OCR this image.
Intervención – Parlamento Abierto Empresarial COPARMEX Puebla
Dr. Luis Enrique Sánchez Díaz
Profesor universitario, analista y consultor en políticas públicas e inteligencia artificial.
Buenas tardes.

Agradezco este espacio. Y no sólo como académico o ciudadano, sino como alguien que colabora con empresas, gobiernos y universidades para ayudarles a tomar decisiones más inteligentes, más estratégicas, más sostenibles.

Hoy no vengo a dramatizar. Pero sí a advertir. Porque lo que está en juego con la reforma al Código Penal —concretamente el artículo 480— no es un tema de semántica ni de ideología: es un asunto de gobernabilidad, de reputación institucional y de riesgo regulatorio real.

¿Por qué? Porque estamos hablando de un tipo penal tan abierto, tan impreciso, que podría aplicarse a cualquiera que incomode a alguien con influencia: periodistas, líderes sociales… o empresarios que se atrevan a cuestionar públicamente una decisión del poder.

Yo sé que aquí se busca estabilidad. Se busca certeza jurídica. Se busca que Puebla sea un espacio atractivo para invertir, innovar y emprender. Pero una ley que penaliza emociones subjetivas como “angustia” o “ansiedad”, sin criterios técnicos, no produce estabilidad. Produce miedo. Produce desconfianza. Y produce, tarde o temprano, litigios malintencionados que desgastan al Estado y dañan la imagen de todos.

◇ ◇ ◇

Work required: Within the listing above, copy each line that has the string "para".

Output for this exercise:
Agradezco este espacio. Y no sólo como académico o ciudadano, sino como alguien que colabora con empresas, gobiernos y universidades para ayudarles a tomar decisiones más inteligentes, más estratégicas, más sostenibles.
Yo sé que aquí se busca estabilidad. Se busca certeza jurídica. Se busca que Puebla sea un espacio atractivo para invertir, innovar y emprender. Pero una ley que penaliza emociones subjetivas como “angustia” o “ansiedad”, sin criterios técnicos, no produce estabilidad. Produce miedo. Produce desconfianza. Y produce, tarde o temprano, litigios malintencionados que desgastan al Estado y dañan la imagen de todos.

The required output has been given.